Source data:
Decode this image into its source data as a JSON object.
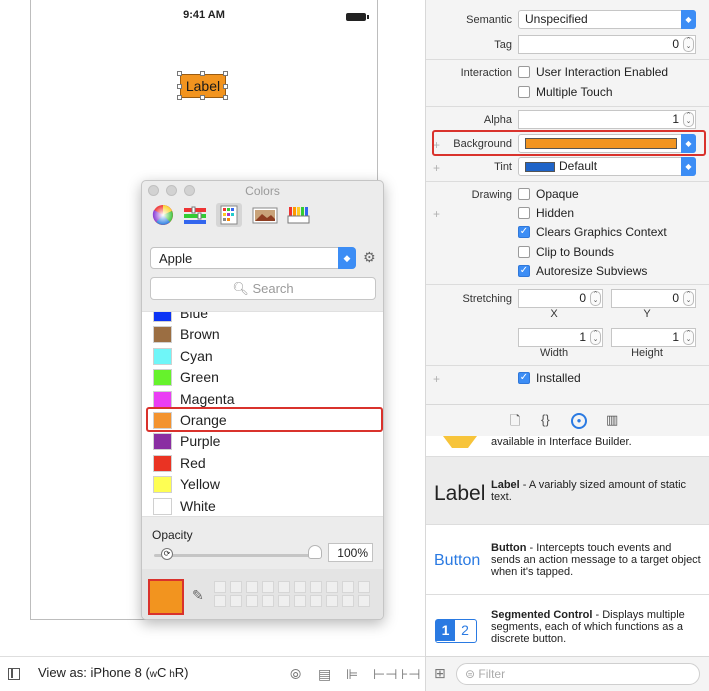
{
  "canvas": {
    "status_time": "9:41 AM",
    "label_text": "Label"
  },
  "colors_panel": {
    "title": "Colors",
    "palette": "Apple",
    "search_placeholder": "Search",
    "colors": [
      {
        "name": "Blue",
        "hex": "#0b33f5"
      },
      {
        "name": "Brown",
        "hex": "#9b6e42"
      },
      {
        "name": "Cyan",
        "hex": "#6ff6f8"
      },
      {
        "name": "Green",
        "hex": "#66f22c"
      },
      {
        "name": "Magenta",
        "hex": "#ea3df4"
      },
      {
        "name": "Orange",
        "hex": "#f3932f"
      },
      {
        "name": "Purple",
        "hex": "#8a2ea2"
      },
      {
        "name": "Red",
        "hex": "#ea3323"
      },
      {
        "name": "Yellow",
        "hex": "#fefe53"
      },
      {
        "name": "White",
        "hex": "#ffffff"
      }
    ],
    "selected_color": "Orange",
    "opacity_label": "Opacity",
    "opacity_value": "100%",
    "current_swatch_hex": "#f2941f"
  },
  "bottom_bar": {
    "view_as_prefix": "View as: iPhone 8 (",
    "w_small": "w",
    "c_big": "C",
    "h_small": "h",
    "r_big": "R",
    "close_paren": ")"
  },
  "inspector": {
    "semantic_label": "Semantic",
    "semantic_value": "Unspecified",
    "tag_label": "Tag",
    "tag_value": "0",
    "interaction_label": "Interaction",
    "user_interaction": "User Interaction Enabled",
    "multiple_touch": "Multiple Touch",
    "alpha_label": "Alpha",
    "alpha_value": "1",
    "background_label": "Background",
    "background_hex": "#f2941f",
    "tint_label": "Tint",
    "tint_value": "Default",
    "tint_hex": "#1f64c8",
    "drawing_label": "Drawing",
    "opaque": "Opaque",
    "hidden": "Hidden",
    "clears_graphics": "Clears Graphics Context",
    "clip_bounds": "Clip to Bounds",
    "autoresize": "Autoresize Subviews",
    "stretching_label": "Stretching",
    "stretch_x": "0",
    "stretch_y": "0",
    "stretch_w": "1",
    "stretch_h": "1",
    "x_label": "X",
    "y_label": "Y",
    "width_label": "Width",
    "height_label": "Height",
    "installed": "Installed"
  },
  "library": {
    "partial_text": "available in Interface Builder.",
    "items": [
      {
        "glyph": "Label",
        "title": "Label",
        "desc": " - A variably sized amount of static text."
      },
      {
        "glyph": "Button",
        "title": "Button",
        "desc": " - Intercepts touch events and sends an action message to a target object when it's tapped."
      },
      {
        "glyph": "",
        "title": "Segmented Control",
        "desc": " - Displays multiple segments, each of which functions as a discrete button."
      }
    ],
    "segment_1": "1",
    "segment_2": "2",
    "filter_placeholder": "Filter"
  }
}
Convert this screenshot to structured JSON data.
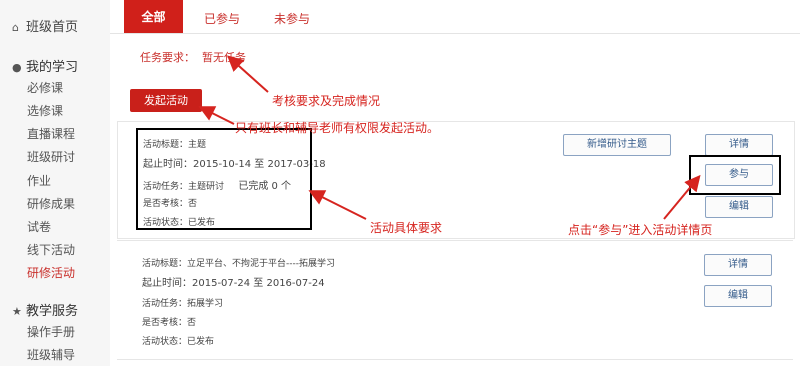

# What the exercise asks
Write out the whole listing again, exactly, with no pictures.

# Written response
Decode this image into its source data as a JSON object.
{
  "canvas": {
    "status_time": "9:41 AM",
    "label_text": "Label"
  },
  "colors_panel": {
    "title": "Colors",
    "palette": "Apple",
    "search_placeholder": "Search",
    "colors": [
      {
        "name": "Blue",
        "hex": "#0b33f5"
      },
      {
        "name": "Brown",
        "hex": "#9b6e42"
      },
      {
        "name": "Cyan",
        "hex": "#6ff6f8"
      },
      {
        "name": "Green",
        "hex": "#66f22c"
      },
      {
        "name": "Magenta",
        "hex": "#ea3df4"
      },
      {
        "name": "Orange",
        "hex": "#f3932f"
      },
      {
        "name": "Purple",
        "hex": "#8a2ea2"
      },
      {
        "name": "Red",
        "hex": "#ea3323"
      },
      {
        "name": "Yellow",
        "hex": "#fefe53"
      },
      {
        "name": "White",
        "hex": "#ffffff"
      }
    ],
    "selected_color": "Orange",
    "opacity_label": "Opacity",
    "opacity_value": "100%",
    "current_swatch_hex": "#f2941f"
  },
  "bottom_bar": {
    "view_as_prefix": "View as: iPhone 8 (",
    "w_small": "w",
    "c_big": "C",
    "h_small": "h",
    "r_big": "R",
    "close_paren": ")"
  },
  "inspector": {
    "semantic_label": "Semantic",
    "semantic_value": "Unspecified",
    "tag_label": "Tag",
    "tag_value": "0",
    "interaction_label": "Interaction",
    "user_interaction": "User Interaction Enabled",
    "multiple_touch": "Multiple Touch",
    "alpha_label": "Alpha",
    "alpha_value": "1",
    "background_label": "Background",
    "background_hex": "#f2941f",
    "tint_label": "Tint",
    "tint_value": "Default",
    "tint_hex": "#1f64c8",
    "drawing_label": "Drawing",
    "opaque": "Opaque",
    "hidden": "Hidden",
    "clears_graphics": "Clears Graphics Context",
    "clip_bounds": "Clip to Bounds",
    "autoresize": "Autoresize Subviews",
    "stretching_label": "Stretching",
    "stretch_x": "0",
    "stretch_y": "0",
    "stretch_w": "1",
    "stretch_h": "1",
    "x_label": "X",
    "y_label": "Y",
    "width_label": "Width",
    "height_label": "Height",
    "installed": "Installed"
  },
  "library": {
    "partial_text": "available in Interface Builder.",
    "items": [
      {
        "glyph": "Label",
        "title": "Label",
        "desc": " - A variably sized amount of static text."
      },
      {
        "glyph": "Button",
        "title": "Button",
        "desc": " - Intercepts touch events and sends an action message to a target object when it's tapped."
      },
      {
        "glyph": "",
        "title": "Segmented Control",
        "desc": " - Displays multiple segments, each of which functions as a discrete button."
      }
    ],
    "segment_1": "1",
    "segment_2": "2",
    "filter_placeholder": "Filter"
  }
}
Convert this screenshot to structured JSON data.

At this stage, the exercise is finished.